* TEXT SECTION
################

4. The method of any one of clauses 1-2, wherein modeling the alignment differences comprises using a model based on the corresponding machine setting.

5. The method of clause 4, wherein the corresponding machine setting comprises a plurality of deflector signal frequencies.

6. The method of clause 4, wherein the model characterizes higher order distortions.

7. The method of clause 4, wherein the model comprises a plurality of models, including at least one model corresponding to a first dimension of the alignment differences and at least one model corresponding to a second dimension of the alignment differences.

8. The method of any one of clauses 1-7, wherein the adjustment is a distortion correction.

9. The method of any one of clauses 1-8, further comprising determining a plurality of metrology errors associated with the alignment differences and tuning the modeling based on the plurality of metrology errors.

10. The method of any one of clauses 1-9, further comprising extracting a plurality of measurements from the adjusted at least one image.

11. The method of any one of clauses 1-10, further comprising determining a fingerprint of the alignment differences.

12. The method of clause 11, wherein determining the fingerprint of the alignment differences comprises determining a rotational angle of the alignment differences.

13. The method of clause 12, wherein determining the rotational angle of the alignment differences comprises any one of extracting a machine setting, an image analysis of the plurality of images, or fitting a model.

14. The method of any one of clauses 1-13, wherein modeling the alignment differences comprises a rotational adjustment of the fingerprint of the alignment differences.

15. A system for distortion adjustment, the system comprising: a controller including circuitry configured to cause the system to perform: obtaining a plurality of images; determining alignment differences between a plurality of features on the plurality of images and corresponding features in layout data corresponding to the plurality of images; modeling the alignment differences; and adjusting at least one of: a machine setting corresponding to obtaining the plurality of images; or at least one feature of the plurality of features on at least one image of the plurality of images using the modeling.

16. The system of clause 15, wherein obtaining the plurality of images further comprises extracting the corresponding machine setting.

17. The system of any one of clauses 15-16, wherein determining the alignment differences comprises using the corresponding machine setting and the layout data to align the plurality of features on the plurality of images with the corresponding features in the layout data.

18. The system of any one of clauses 15-16, wherein modeling the alignment differences comprises using a model based on the corresponding machine setting.

19. The system of clause 18, wherein the corresponding machine setting comprises a plurality of deflector signal frequencies.

20. The system of clause 18, wherein the model characterizes higher order distortions.

21. The system of clause 18, wherein the model comprises a plurality of models, including at least one model corresponding to a first dimension of the alignment differences and at least one model corresponding to a second dimension of the alignment differences.

22. The system of any one of clauses 15-21, wherein the adjustment is a distortion correction.

23. The system of any one of clauses 15-22, wherein the circuitry is further configured to cause the system to perform determining a plurality of metrology errors associated with the alignment differences and tuning the modeling based on the plurality of metrology errors.

24. The system of any one of clauses 15-23, wherein the circuitry is further configured to cause the system to perform extracting a plurality of measurements from the adjusted at least one image.

25. The system of any one of clauses 15-24, wherein the controller including circuitry is further configured to cause the system to perform determining a fingerprint of the alignment differences.

################

* GIVEN INFORMATION

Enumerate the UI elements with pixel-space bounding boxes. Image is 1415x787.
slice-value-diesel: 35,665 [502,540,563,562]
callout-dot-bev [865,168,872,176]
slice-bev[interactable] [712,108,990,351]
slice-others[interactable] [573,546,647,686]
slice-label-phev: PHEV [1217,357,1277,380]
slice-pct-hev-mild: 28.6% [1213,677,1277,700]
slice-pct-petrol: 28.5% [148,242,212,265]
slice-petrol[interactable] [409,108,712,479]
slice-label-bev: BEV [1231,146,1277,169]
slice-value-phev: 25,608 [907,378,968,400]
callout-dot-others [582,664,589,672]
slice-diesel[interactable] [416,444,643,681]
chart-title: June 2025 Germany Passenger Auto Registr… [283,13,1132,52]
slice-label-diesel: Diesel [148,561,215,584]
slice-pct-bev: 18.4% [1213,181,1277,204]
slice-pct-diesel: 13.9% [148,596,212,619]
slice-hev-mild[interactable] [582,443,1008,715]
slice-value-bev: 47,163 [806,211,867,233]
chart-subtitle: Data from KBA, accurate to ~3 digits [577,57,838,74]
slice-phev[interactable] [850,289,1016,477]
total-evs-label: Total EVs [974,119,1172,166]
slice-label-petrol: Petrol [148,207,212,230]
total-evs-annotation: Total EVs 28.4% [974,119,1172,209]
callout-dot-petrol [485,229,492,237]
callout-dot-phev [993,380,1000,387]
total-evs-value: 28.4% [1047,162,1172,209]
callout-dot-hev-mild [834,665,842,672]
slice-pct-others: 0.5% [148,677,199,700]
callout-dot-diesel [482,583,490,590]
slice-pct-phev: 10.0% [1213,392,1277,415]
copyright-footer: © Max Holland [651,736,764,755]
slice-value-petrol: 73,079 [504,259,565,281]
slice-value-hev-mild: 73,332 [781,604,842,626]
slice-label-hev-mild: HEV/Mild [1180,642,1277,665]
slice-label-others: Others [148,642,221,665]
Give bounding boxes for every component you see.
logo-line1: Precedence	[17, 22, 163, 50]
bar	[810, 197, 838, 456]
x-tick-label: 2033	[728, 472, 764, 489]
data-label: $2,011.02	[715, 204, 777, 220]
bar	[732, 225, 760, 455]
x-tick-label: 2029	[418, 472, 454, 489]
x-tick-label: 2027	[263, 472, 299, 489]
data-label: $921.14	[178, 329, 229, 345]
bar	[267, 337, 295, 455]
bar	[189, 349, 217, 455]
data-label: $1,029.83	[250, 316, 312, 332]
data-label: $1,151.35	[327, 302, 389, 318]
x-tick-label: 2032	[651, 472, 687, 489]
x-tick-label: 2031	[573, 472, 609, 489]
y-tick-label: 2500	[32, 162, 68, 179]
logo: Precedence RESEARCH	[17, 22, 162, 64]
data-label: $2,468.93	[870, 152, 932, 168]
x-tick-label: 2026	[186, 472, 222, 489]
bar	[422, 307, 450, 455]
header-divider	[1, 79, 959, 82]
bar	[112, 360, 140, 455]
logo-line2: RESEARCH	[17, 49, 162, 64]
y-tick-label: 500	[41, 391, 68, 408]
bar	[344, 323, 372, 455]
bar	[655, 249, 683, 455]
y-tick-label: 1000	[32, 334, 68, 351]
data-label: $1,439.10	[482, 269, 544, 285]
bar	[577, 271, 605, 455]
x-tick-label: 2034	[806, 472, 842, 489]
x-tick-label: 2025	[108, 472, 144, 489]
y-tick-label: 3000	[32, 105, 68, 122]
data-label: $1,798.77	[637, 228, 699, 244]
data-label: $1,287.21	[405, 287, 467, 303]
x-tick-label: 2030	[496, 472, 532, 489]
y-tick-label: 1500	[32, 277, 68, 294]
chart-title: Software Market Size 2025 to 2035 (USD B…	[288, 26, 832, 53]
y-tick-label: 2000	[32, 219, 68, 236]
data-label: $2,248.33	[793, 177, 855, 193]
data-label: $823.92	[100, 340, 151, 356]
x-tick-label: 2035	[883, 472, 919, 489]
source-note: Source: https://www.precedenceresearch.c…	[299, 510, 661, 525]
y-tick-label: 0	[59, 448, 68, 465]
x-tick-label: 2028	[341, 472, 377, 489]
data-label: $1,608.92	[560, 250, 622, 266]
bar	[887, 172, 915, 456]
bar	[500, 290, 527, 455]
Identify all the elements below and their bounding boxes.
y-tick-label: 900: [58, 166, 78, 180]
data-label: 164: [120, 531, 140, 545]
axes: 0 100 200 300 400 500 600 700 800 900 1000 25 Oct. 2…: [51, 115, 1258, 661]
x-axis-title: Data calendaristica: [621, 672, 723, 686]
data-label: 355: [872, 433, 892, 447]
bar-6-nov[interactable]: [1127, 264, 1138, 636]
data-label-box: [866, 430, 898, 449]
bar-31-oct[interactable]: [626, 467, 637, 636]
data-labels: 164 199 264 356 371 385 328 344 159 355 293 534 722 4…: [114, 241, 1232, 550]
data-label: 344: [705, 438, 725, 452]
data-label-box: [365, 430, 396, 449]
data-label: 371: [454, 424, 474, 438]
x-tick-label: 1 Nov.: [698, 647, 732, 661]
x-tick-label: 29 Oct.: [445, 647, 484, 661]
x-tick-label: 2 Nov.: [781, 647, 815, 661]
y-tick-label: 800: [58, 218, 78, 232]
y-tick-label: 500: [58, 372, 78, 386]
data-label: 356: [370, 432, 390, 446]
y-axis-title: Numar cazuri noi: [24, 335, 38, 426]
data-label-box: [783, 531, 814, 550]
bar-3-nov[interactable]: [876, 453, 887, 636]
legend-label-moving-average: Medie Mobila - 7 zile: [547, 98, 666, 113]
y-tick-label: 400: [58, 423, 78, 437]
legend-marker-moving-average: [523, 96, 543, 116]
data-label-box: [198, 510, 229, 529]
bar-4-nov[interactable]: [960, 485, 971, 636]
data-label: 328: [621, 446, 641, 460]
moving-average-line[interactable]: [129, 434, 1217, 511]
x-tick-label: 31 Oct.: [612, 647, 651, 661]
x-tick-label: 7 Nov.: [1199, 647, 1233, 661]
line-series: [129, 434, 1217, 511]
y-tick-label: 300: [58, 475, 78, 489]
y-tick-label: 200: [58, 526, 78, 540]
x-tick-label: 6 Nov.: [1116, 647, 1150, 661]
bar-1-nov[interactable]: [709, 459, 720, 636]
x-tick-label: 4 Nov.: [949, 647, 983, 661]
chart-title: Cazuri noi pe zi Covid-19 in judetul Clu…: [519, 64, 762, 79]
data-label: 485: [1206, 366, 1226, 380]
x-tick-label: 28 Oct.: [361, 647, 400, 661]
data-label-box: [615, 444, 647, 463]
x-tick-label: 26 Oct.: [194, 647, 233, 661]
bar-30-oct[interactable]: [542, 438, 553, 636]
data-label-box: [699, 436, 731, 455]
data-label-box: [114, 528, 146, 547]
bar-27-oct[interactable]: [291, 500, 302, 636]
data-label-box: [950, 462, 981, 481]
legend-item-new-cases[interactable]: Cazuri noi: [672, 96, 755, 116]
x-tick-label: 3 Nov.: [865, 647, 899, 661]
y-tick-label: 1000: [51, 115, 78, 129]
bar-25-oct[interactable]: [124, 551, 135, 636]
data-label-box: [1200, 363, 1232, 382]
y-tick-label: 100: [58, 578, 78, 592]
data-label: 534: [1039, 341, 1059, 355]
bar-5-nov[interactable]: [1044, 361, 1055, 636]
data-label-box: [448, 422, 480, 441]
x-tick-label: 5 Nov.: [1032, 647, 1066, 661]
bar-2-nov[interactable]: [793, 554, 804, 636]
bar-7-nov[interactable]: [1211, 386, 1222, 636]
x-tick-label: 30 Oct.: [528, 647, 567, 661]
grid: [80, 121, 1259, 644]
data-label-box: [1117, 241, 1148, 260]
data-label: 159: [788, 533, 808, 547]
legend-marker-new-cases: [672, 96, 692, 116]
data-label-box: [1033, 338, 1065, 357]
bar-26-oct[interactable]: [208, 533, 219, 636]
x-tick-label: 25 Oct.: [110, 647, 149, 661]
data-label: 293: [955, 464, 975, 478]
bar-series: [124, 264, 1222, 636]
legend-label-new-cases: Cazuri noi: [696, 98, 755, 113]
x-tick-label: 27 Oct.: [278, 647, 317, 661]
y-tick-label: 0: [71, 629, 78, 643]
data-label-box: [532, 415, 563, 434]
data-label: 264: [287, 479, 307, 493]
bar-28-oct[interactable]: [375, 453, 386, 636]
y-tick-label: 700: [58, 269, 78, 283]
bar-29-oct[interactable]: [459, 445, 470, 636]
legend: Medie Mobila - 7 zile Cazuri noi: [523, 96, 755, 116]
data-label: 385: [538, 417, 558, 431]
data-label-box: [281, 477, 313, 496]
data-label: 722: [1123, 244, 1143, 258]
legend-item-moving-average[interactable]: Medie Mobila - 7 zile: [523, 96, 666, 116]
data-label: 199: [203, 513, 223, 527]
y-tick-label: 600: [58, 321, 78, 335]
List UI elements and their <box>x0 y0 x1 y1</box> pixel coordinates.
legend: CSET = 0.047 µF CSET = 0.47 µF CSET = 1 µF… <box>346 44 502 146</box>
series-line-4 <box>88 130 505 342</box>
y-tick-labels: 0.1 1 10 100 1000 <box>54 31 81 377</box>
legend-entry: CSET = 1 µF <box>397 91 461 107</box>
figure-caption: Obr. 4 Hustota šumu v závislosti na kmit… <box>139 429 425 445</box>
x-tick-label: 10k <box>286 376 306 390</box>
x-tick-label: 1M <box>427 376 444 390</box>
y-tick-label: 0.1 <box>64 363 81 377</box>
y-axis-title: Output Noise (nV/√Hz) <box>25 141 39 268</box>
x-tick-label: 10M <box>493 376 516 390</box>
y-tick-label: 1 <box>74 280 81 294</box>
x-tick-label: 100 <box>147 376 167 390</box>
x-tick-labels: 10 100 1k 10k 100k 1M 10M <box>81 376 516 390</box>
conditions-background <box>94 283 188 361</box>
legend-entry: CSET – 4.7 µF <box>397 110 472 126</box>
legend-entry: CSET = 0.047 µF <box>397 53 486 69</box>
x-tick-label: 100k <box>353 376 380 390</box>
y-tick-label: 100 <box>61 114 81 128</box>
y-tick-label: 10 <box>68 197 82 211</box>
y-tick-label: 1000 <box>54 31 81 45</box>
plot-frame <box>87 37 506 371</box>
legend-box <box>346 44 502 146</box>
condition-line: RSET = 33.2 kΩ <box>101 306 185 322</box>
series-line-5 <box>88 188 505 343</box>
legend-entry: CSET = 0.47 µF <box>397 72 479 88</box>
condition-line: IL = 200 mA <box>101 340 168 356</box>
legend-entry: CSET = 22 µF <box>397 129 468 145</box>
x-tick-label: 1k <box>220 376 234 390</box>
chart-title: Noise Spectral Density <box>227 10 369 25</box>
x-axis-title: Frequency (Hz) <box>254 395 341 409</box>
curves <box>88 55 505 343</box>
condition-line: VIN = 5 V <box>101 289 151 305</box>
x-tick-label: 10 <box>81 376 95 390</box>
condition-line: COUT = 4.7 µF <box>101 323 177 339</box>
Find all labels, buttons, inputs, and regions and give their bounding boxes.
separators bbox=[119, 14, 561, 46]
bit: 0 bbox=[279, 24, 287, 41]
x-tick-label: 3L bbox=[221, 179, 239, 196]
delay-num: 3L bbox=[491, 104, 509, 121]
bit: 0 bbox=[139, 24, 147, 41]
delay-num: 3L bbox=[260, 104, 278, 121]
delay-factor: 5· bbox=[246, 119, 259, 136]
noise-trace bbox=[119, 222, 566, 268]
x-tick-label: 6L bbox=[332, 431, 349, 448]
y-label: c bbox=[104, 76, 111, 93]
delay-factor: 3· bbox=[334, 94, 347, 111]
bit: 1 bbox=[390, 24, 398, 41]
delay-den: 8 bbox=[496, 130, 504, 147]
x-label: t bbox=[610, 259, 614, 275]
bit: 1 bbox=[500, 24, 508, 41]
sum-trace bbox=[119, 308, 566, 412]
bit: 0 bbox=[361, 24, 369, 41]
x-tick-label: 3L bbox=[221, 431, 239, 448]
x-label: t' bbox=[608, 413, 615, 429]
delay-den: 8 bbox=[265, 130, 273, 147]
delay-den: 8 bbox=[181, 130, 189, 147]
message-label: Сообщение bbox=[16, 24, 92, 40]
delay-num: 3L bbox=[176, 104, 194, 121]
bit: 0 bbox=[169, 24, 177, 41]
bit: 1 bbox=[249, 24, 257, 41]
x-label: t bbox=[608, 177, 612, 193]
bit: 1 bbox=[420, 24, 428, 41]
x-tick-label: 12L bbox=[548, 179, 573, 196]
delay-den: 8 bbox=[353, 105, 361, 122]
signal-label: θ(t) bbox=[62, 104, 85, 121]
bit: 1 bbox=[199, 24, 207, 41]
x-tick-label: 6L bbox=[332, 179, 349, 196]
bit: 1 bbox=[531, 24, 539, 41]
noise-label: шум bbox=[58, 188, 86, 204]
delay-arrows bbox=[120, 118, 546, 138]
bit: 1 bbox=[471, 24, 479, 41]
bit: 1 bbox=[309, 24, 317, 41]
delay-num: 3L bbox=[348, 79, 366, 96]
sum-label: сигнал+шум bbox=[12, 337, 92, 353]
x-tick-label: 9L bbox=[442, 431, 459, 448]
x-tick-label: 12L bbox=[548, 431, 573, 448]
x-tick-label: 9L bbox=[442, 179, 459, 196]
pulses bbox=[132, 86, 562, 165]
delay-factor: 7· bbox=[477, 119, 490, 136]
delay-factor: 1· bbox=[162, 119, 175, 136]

################

* REQUIRED WORK
a: In one to three sentences, explain why the system in the distortion adjustment clauses uses the corresponding machine setting and the layout data when it determines the alignment differences.
b: Write out the portion of the distortion adjustment clauses starting with "9. The method" and going on through "fitting a model.".
The data have no connection to the distortion adjustment clauses.

* COMPLETED EXERCISE
a: The system uses the corresponding machine setting and the layout data to align the plurality of features on the plurality of images with the corresponding features in the layout data.

b:
9. The method of any one of clauses 1-8, further comprising determining a plurality of metrology errors associated with the alignment differences and tuning the modeling based on the plurality of metrology errors.

10. The method of any one of clauses 1-9, further comprising extracting a plurality of measurements from the adjusted at least one image.

11. The method of any one of clauses 1-10, further comprising determining a fingerprint of the alignment differences.

12. The method of clause 11, wherein determining the fingerprint of the alignment differences comprises determining a rotational angle of the alignment differences.

13. The method of clause 12, wherein determining the rotational angle of the alignment differences comprises any one of extracting a machine setting, an image analysis of the plurality of images, or fitting a model.